Data entries:

::::::::

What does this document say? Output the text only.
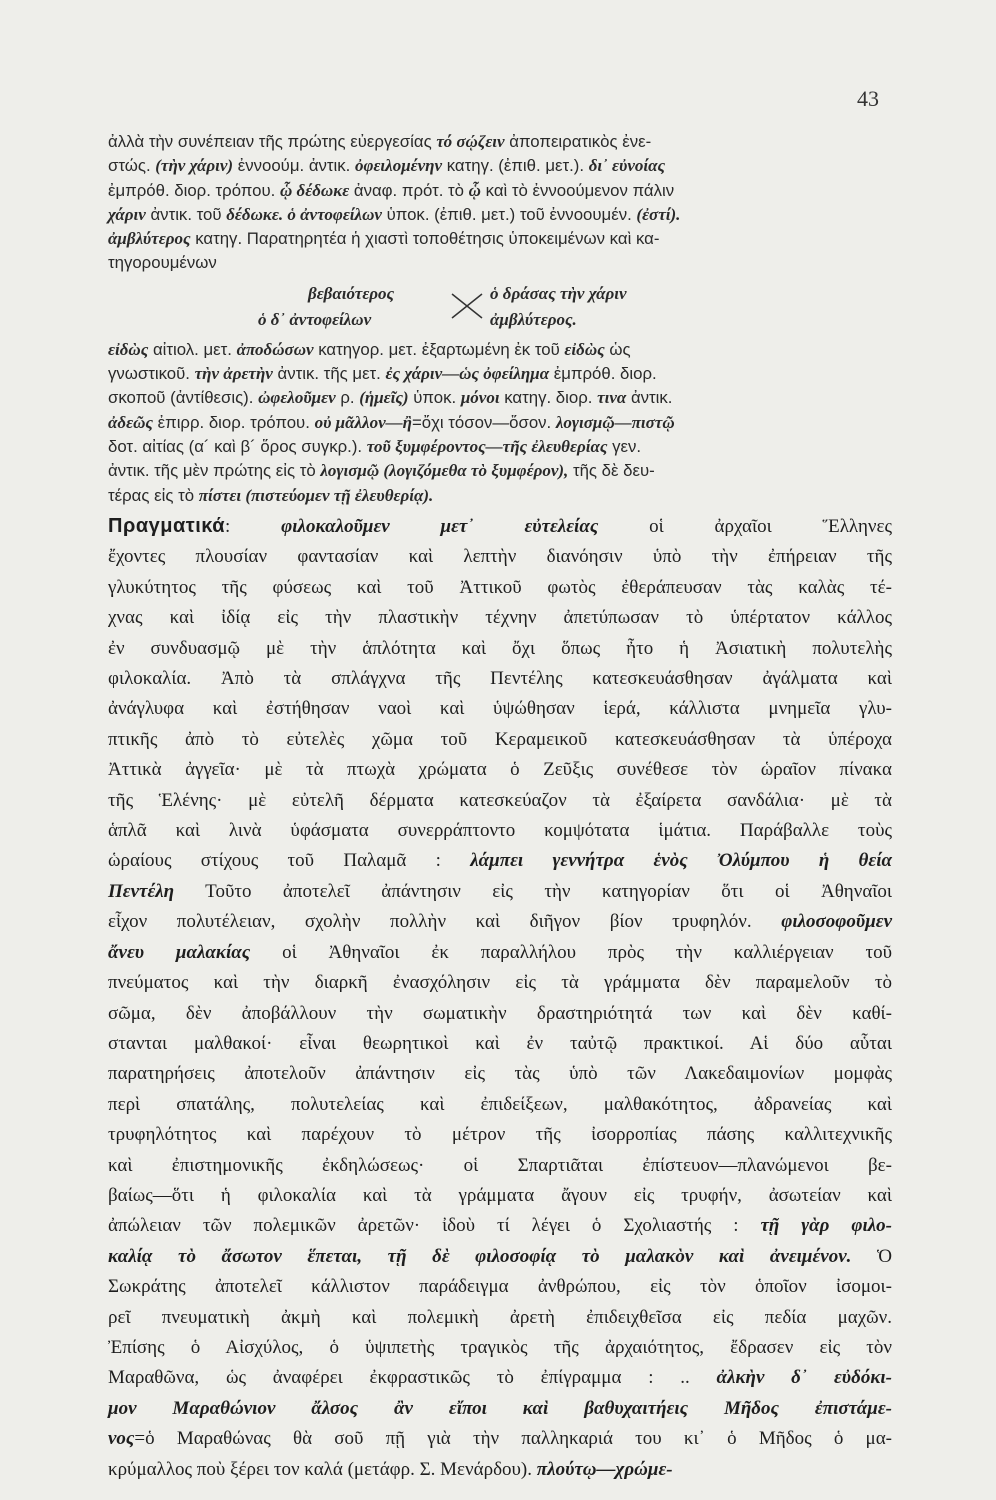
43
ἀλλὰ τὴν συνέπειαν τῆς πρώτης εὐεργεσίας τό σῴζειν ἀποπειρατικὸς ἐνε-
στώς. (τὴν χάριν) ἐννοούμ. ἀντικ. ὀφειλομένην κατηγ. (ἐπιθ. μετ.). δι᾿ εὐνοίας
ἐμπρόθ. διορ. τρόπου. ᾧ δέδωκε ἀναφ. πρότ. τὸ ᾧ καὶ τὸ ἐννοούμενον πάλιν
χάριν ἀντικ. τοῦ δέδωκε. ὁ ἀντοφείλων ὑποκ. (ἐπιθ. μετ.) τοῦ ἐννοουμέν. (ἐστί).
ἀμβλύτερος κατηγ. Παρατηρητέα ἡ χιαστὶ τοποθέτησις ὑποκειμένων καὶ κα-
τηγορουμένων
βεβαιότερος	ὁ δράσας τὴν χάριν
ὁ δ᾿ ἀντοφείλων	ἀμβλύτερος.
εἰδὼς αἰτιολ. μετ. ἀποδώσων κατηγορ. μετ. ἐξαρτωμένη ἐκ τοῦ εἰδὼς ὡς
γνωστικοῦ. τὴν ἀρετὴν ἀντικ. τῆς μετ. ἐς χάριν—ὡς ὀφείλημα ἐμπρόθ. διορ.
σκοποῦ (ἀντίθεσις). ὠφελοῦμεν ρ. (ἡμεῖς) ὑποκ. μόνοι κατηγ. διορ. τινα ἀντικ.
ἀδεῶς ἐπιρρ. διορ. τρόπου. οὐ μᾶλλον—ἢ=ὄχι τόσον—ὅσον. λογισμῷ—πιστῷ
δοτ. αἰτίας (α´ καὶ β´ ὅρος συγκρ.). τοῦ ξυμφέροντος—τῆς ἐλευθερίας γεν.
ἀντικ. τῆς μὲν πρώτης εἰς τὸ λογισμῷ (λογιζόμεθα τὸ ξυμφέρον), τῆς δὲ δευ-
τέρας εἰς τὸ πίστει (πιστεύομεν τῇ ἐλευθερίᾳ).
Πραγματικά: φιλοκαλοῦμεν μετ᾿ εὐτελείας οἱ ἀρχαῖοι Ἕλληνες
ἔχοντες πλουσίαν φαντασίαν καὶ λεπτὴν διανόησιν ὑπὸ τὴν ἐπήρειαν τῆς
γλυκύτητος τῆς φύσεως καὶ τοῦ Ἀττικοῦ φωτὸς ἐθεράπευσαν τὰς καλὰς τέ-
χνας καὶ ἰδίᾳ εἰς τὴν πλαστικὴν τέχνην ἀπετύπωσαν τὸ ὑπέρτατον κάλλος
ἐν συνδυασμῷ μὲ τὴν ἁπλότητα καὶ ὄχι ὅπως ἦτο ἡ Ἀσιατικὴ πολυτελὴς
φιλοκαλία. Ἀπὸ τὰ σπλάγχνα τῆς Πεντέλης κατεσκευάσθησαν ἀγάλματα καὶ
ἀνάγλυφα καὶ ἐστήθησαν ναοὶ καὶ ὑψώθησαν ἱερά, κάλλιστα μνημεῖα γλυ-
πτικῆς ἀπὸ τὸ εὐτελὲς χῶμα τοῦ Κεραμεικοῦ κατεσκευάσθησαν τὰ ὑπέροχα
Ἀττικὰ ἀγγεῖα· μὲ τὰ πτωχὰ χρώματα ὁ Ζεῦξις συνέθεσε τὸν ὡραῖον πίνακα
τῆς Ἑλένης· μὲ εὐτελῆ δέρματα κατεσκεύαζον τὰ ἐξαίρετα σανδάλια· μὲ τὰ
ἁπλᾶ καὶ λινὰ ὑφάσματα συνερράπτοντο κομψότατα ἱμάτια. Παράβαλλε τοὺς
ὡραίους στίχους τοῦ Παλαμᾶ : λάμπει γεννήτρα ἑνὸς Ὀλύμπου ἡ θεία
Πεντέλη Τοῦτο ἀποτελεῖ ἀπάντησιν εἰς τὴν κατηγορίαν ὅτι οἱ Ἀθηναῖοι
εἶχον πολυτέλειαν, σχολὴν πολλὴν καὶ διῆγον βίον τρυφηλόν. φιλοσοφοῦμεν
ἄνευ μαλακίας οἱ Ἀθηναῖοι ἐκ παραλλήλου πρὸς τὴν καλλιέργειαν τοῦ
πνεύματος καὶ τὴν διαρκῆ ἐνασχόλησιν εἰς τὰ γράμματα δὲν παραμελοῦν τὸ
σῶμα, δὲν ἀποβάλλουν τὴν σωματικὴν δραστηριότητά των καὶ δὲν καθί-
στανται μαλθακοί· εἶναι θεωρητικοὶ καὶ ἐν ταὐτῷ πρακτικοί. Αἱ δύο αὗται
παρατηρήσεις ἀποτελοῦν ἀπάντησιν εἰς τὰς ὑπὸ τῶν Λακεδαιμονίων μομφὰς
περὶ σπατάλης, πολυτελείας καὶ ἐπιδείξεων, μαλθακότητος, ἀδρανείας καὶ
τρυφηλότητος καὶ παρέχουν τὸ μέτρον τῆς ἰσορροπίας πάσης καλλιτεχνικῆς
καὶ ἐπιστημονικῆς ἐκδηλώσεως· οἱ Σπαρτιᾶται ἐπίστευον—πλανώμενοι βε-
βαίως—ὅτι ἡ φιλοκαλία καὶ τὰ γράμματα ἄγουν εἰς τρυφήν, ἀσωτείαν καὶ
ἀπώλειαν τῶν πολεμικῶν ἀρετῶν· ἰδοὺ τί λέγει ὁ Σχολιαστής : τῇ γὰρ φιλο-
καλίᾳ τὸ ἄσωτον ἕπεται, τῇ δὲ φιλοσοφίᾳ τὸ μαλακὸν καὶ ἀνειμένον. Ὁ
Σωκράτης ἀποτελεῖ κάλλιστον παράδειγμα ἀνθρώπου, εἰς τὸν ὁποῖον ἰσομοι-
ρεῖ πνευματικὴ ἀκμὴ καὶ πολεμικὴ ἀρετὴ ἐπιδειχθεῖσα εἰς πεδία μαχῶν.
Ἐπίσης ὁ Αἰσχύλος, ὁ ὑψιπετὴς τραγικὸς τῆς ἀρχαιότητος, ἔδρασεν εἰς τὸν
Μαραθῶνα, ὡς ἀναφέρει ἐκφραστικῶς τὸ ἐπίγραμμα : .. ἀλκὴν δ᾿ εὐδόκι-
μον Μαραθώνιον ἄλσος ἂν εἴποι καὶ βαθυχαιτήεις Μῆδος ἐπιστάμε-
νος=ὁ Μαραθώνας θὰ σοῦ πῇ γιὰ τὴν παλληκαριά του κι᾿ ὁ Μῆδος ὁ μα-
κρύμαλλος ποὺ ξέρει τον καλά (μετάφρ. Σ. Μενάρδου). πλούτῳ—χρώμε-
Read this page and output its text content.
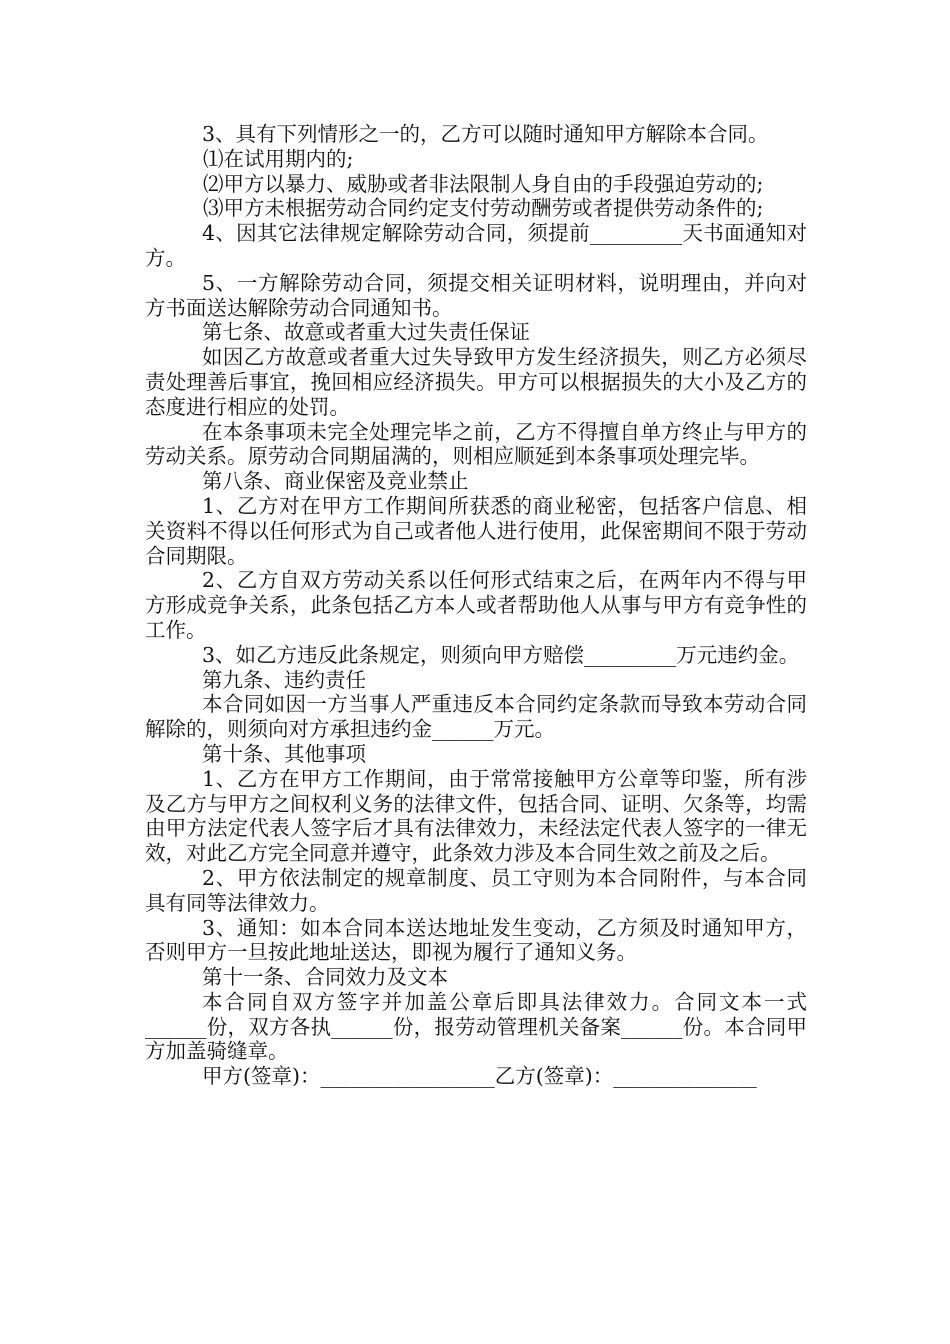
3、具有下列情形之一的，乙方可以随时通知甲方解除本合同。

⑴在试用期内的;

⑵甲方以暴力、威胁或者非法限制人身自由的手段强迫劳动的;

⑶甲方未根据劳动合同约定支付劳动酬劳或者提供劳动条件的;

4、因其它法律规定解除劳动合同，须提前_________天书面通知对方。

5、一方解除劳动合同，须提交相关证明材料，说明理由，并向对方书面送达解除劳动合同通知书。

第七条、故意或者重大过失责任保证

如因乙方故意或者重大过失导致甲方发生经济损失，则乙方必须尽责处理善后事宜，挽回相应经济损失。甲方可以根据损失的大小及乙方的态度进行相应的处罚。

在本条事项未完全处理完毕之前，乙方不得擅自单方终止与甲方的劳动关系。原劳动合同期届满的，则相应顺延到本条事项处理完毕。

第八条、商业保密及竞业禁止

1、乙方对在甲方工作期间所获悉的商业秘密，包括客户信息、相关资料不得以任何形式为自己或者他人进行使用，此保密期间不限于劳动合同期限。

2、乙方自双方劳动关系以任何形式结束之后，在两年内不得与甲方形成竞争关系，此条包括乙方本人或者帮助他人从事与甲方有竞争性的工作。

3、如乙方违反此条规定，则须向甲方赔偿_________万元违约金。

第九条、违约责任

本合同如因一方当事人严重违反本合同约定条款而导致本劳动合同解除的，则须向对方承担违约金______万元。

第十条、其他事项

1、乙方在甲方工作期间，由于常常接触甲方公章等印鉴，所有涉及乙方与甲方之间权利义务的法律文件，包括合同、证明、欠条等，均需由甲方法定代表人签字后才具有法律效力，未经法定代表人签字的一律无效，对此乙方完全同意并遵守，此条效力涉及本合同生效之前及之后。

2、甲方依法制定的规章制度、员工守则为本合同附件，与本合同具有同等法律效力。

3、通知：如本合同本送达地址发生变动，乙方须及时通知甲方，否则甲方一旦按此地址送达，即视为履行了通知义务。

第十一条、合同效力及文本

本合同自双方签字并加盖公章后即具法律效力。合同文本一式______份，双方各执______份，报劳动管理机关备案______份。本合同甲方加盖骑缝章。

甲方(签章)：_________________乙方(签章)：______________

::::::::

REQUIRED WORK: Gather each line of the records holding the string "Ἀθηναῖοι".

EXERCISE RESULT:
Πεντέλη Τοῦτο ἀποτελεῖ ἀπάντησιν εἰς τὴν κατηγορίαν ὅτι οἱ Ἀθηναῖοι
ἄνευ μαλακίας οἱ Ἀθηναῖοι ἐκ παραλλήλου πρὸς τὴν καλλιέργειαν τοῦ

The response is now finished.